→ **SET TASK**
Make an exact copy of the entries below.

→ **DATA FOR THE TASK**
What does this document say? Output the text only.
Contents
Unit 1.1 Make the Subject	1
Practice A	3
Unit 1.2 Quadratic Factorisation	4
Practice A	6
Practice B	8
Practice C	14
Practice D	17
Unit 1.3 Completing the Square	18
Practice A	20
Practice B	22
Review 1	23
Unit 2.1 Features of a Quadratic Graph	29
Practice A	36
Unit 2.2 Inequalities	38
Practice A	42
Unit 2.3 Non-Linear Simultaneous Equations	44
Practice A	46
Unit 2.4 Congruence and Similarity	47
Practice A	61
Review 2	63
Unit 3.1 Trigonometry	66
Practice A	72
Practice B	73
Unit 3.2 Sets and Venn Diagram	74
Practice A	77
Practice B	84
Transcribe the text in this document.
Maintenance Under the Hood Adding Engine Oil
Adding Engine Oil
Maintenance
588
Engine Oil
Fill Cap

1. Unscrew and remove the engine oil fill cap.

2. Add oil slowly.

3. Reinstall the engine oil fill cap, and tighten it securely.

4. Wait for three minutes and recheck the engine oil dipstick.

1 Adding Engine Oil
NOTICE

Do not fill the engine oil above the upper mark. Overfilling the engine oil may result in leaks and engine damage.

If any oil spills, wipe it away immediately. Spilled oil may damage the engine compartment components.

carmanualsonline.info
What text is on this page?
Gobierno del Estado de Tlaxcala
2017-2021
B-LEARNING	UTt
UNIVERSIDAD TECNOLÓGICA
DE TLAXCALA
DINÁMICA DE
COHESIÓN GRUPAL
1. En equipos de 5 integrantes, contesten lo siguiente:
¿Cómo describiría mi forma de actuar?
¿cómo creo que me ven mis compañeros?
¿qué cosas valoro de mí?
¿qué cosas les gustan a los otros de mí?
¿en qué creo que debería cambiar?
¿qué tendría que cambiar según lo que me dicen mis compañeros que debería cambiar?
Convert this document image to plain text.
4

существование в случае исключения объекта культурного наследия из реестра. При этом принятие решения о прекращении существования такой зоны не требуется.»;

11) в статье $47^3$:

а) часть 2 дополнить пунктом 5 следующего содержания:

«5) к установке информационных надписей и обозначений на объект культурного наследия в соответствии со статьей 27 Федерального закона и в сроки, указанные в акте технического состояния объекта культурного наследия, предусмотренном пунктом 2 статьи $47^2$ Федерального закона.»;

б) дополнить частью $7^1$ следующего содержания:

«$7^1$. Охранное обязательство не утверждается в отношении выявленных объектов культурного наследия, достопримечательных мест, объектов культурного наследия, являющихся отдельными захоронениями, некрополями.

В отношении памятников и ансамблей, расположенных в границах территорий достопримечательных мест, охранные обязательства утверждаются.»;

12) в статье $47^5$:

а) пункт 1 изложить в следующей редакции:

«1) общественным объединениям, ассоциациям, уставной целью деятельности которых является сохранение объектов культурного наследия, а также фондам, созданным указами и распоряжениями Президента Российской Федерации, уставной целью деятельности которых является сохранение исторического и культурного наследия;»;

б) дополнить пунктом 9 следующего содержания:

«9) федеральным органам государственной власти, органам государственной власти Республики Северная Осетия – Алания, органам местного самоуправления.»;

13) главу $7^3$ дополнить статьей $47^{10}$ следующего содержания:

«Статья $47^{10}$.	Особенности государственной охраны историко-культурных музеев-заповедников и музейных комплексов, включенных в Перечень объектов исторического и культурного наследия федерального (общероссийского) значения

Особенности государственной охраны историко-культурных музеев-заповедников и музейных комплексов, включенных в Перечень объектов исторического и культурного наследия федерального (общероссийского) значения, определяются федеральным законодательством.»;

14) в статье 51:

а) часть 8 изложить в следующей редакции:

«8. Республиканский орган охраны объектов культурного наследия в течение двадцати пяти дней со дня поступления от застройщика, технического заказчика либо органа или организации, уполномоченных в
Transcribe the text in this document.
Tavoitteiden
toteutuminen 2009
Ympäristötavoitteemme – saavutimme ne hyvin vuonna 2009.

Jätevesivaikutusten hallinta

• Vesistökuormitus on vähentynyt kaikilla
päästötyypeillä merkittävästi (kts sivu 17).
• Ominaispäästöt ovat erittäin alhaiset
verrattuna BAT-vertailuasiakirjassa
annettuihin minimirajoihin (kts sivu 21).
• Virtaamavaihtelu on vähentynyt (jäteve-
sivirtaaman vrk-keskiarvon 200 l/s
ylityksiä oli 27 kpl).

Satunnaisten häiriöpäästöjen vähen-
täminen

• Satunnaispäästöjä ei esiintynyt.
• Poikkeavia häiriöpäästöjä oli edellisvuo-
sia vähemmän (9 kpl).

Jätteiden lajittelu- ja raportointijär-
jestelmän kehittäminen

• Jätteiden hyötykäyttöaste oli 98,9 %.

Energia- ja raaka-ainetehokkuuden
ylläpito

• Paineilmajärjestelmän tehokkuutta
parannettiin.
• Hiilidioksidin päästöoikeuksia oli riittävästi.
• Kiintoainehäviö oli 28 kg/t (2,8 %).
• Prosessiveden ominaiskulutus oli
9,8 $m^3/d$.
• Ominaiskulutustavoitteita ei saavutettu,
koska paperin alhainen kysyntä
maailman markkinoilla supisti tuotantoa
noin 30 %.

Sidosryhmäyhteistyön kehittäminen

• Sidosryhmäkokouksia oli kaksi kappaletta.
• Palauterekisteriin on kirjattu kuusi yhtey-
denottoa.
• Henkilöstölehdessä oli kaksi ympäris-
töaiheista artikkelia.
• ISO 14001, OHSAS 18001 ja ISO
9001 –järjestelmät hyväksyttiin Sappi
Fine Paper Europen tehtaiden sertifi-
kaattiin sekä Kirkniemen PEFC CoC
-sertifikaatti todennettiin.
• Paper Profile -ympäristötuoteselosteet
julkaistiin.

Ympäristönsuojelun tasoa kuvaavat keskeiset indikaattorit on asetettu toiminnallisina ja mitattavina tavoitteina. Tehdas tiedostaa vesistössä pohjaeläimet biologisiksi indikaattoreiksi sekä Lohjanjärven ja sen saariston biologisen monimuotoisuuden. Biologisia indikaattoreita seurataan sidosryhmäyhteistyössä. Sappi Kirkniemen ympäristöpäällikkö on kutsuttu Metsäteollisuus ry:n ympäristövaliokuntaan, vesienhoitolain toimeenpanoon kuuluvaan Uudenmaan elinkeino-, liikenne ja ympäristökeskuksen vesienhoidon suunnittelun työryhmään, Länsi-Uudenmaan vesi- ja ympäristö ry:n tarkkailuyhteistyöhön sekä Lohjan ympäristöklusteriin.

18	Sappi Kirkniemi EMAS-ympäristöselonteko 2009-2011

→ **TASK RESPONSE**
What does this document say? Output the text only.
Contents
Unit 1.1 Make the Subject	1
Practice A	3
Unit 1.2 Quadratic Factorisation	4
Practice A	6
Practice B	8
Practice C	14
Practice D	17
Unit 1.3 Completing the Square	18
Practice A	20
Practice B	22
Review 1	23
Unit 2.1 Features of a Quadratic Graph	29
Practice A	36
Unit 2.2 Inequalities	38
Practice A	42
Unit 2.3 Non-Linear Simultaneous Equations	44
Practice A	46
Unit 2.4 Congruence and Similarity	47
Practice A	61
Review 2	63
Unit 3.1 Trigonometry	66
Practice A	72
Practice B	73
Unit 3.2 Sets and Venn Diagram	74
Practice A	77
Practice B	84
Transcribe the text in this document.
Maintenance Under the Hood Adding Engine Oil
Adding Engine Oil
Maintenance
588
Engine Oil
Fill Cap

1. Unscrew and remove the engine oil fill cap.

2. Add oil slowly.

3. Reinstall the engine oil fill cap, and tighten it securely.

4. Wait for three minutes and recheck the engine oil dipstick.

1 Adding Engine Oil
NOTICE

Do not fill the engine oil above the upper mark. Overfilling the engine oil may result in leaks and engine damage.

If any oil spills, wipe it away immediately. Spilled oil may damage the engine compartment components.

carmanualsonline.info
What text is on this page?
Gobierno del Estado de Tlaxcala
2017-2021
B-LEARNING	UTt
UNIVERSIDAD TECNOLÓGICA
DE TLAXCALA
DINÁMICA DE
COHESIÓN GRUPAL
1. En equipos de 5 integrantes, contesten lo siguiente:
¿Cómo describiría mi forma de actuar?
¿cómo creo que me ven mis compañeros?
¿qué cosas valoro de mí?
¿qué cosas les gustan a los otros de mí?
¿en qué creo que debería cambiar?
¿qué tendría que cambiar según lo que me dicen mis compañeros que debería cambiar?
Convert this document image to plain text.
4

существование в случае исключения объекта культурного наследия из реестра. При этом принятие решения о прекращении существования такой зоны не требуется.»;

11) в статье $47^3$:

а) часть 2 дополнить пунктом 5 следующего содержания:

«5) к установке информационных надписей и обозначений на объект культурного наследия в соответствии со статьей 27 Федерального закона и в сроки, указанные в акте технического состояния объекта культурного наследия, предусмотренном пунктом 2 статьи $47^2$ Федерального закона.»;

б) дополнить частью $7^1$ следующего содержания:

«$7^1$. Охранное обязательство не утверждается в отношении выявленных объектов культурного наследия, достопримечательных мест, объектов культурного наследия, являющихся отдельными захоронениями, некрополями.

В отношении памятников и ансамблей, расположенных в границах территорий достопримечательных мест, охранные обязательства утверждаются.»;

12) в статье $47^5$:

а) пункт 1 изложить в следующей редакции:

«1) общественным объединениям, ассоциациям, уставной целью деятельности которых является сохранение объектов культурного наследия, а также фондам, созданным указами и распоряжениями Президента Российской Федерации, уставной целью деятельности которых является сохранение исторического и культурного наследия;»;

б) дополнить пунктом 9 следующего содержания:

«9) федеральным органам государственной власти, органам государственной власти Республики Северная Осетия – Алания, органам местного самоуправления.»;

13) главу $7^3$ дополнить статьей $47^{10}$ следующего содержания:

«Статья $47^{10}$.	Особенности государственной охраны историко-культурных музеев-заповедников и музейных комплексов, включенных в Перечень объектов исторического и культурного наследия федерального (общероссийского) значения

Особенности государственной охраны историко-культурных музеев-заповедников и музейных комплексов, включенных в Перечень объектов исторического и культурного наследия федерального (общероссийского) значения, определяются федеральным законодательством.»;

14) в статье 51:

а) часть 8 изложить в следующей редакции:

«8. Республиканский орган охраны объектов культурного наследия в течение двадцати пяти дней со дня поступления от застройщика, технического заказчика либо органа или организации, уполномоченных в
Transcribe the text in this document.
Tavoitteiden
toteutuminen 2009
Ympäristötavoitteemme – saavutimme ne hyvin vuonna 2009.

Jätevesivaikutusten hallinta

• Vesistökuormitus on vähentynyt kaikilla
päästötyypeillä merkittävästi (kts sivu 17).
• Ominaispäästöt ovat erittäin alhaiset
verrattuna BAT-vertailuasiakirjassa
annettuihin minimirajoihin (kts sivu 21).
• Virtaamavaihtelu on vähentynyt (jäteve-
sivirtaaman vrk-keskiarvon 200 l/s
ylityksiä oli 27 kpl).

Satunnaisten häiriöpäästöjen vähen-
täminen

• Satunnaispäästöjä ei esiintynyt.
• Poikkeavia häiriöpäästöjä oli edellisvuo-
sia vähemmän (9 kpl).

Jätteiden lajittelu- ja raportointijär-
jestelmän kehittäminen

• Jätteiden hyötykäyttöaste oli 98,9 %.

Energia- ja raaka-ainetehokkuuden
ylläpito

• Paineilmajärjestelmän tehokkuutta
parannettiin.
• Hiilidioksidin päästöoikeuksia oli riittävästi.
• Kiintoainehäviö oli 28 kg/t (2,8 %).
• Prosessiveden ominaiskulutus oli
9,8 $m^3/d$.
• Ominaiskulutustavoitteita ei saavutettu,
koska paperin alhainen kysyntä
maailman markkinoilla supisti tuotantoa
noin 30 %.

Sidosryhmäyhteistyön kehittäminen

• Sidosryhmäkokouksia oli kaksi kappaletta.
• Palauterekisteriin on kirjattu kuusi yhtey-
denottoa.
• Henkilöstölehdessä oli kaksi ympäris-
töaiheista artikkelia.
• ISO 14001, OHSAS 18001 ja ISO
9001 –järjestelmät hyväksyttiin Sappi
Fine Paper Europen tehtaiden sertifi-
kaattiin sekä Kirkniemen PEFC CoC
-sertifikaatti todennettiin.
• Paper Profile -ympäristötuoteselosteet
julkaistiin.

Ympäristönsuojelun tasoa kuvaavat keskeiset indikaattorit on asetettu toiminnallisina ja mitattavina tavoitteina. Tehdas tiedostaa vesistössä pohjaeläimet biologisiksi indikaattoreiksi sekä Lohjanjärven ja sen saariston biologisen monimuotoisuuden. Biologisia indikaattoreita seurataan sidosryhmäyhteistyössä. Sappi Kirkniemen ympäristöpäällikkö on kutsuttu Metsäteollisuus ry:n ympäristövaliokuntaan, vesienhoitolain toimeenpanoon kuuluvaan Uudenmaan elinkeino-, liikenne ja ympäristökeskuksen vesienhoidon suunnittelun työryhmään, Länsi-Uudenmaan vesi- ja ympäristö ry:n tarkkailuyhteistyöhön sekä Lohjan ympäristöklusteriin.

18	Sappi Kirkniemi EMAS-ympäristöselonteko 2009-2011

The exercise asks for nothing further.